··· Stored data ···

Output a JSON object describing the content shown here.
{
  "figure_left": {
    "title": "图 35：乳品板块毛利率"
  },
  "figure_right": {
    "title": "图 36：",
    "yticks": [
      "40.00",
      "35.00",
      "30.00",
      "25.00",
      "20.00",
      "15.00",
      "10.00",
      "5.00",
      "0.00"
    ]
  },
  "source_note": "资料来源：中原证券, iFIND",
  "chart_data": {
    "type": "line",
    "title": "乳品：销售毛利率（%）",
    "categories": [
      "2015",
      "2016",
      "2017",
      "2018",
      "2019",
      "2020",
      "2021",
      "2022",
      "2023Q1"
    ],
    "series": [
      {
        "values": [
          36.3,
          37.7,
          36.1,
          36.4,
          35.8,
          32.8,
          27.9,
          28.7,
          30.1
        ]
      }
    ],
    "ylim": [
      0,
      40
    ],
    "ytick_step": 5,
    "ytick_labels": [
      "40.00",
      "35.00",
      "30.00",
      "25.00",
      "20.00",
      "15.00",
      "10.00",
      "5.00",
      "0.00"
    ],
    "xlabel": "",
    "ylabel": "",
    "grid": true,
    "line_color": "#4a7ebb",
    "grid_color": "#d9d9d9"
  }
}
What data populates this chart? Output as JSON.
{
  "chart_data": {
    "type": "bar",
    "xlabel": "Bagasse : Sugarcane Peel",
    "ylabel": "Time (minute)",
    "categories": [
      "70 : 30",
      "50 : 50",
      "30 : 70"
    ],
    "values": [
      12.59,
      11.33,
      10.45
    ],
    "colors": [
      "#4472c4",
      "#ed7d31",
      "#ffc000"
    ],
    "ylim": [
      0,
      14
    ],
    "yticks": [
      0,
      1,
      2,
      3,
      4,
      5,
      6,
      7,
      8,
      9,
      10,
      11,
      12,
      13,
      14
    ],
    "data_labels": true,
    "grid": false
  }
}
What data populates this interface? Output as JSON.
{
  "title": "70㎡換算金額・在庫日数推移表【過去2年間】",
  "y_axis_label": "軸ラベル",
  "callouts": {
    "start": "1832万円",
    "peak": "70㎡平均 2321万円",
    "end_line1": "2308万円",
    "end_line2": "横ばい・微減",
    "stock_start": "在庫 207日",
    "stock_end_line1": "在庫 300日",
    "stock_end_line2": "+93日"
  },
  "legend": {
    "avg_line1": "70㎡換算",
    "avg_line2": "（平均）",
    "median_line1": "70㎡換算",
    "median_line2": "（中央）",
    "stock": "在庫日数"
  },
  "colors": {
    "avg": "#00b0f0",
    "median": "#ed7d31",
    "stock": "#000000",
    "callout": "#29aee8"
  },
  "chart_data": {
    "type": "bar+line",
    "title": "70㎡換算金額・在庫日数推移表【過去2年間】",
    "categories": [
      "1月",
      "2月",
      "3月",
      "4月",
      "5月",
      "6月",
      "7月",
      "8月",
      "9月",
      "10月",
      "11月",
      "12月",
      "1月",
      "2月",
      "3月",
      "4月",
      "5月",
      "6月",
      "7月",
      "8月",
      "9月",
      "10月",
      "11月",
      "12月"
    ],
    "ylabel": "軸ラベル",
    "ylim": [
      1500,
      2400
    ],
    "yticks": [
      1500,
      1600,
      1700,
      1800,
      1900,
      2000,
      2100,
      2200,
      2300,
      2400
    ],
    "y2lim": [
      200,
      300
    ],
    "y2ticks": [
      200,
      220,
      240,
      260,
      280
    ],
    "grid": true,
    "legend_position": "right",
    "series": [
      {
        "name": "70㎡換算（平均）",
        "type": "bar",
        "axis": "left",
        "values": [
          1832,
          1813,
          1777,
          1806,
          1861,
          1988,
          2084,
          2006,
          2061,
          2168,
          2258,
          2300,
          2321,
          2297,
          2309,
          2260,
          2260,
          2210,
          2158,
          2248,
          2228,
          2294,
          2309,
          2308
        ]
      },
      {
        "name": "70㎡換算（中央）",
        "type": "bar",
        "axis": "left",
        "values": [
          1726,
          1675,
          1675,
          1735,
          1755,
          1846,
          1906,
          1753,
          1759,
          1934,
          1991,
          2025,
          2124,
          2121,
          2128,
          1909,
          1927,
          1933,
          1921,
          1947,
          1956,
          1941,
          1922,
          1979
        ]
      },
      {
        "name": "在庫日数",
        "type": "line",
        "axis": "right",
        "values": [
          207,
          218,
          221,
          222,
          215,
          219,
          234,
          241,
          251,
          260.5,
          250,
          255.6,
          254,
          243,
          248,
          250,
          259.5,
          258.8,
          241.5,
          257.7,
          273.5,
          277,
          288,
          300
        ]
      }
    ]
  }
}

···

Of the lines in this material, state how many hold the string "xlabel". Write no other words.

> Task answer: 2